Scan the data beneath this task and copy each line that includes "Import".
======== Extracted material ========
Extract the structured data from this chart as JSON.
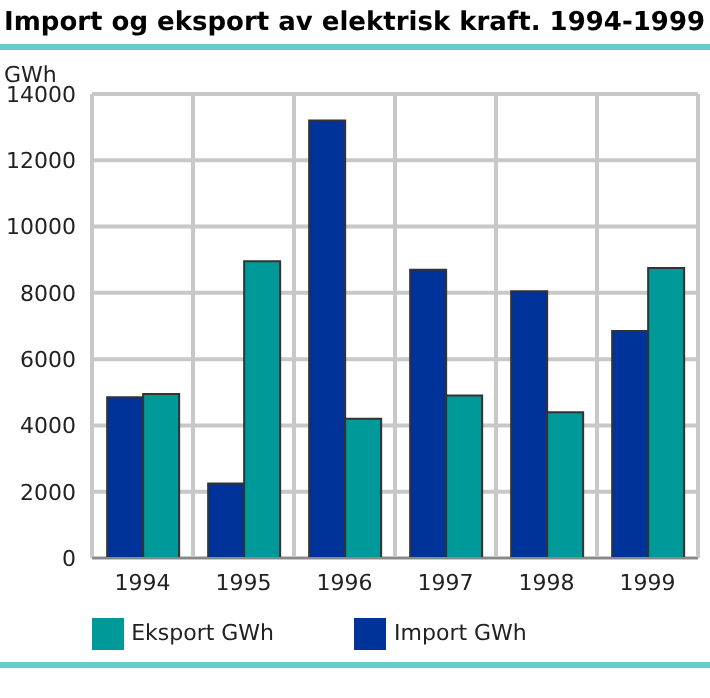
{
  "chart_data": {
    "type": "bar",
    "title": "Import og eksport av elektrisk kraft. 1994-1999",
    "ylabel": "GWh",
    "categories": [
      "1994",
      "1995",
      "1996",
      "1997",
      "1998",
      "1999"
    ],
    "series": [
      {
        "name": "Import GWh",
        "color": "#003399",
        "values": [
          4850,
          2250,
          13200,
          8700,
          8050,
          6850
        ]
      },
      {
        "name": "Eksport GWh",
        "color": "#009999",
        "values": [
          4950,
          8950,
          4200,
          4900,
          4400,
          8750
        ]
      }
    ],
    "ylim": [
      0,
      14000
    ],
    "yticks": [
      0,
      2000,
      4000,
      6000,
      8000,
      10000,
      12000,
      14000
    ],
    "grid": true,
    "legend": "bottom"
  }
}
========
**Result for this exercise**.
    "title": "Import og eksport av elektrisk kraft. 1994-1999",
        "name": "Import GWh",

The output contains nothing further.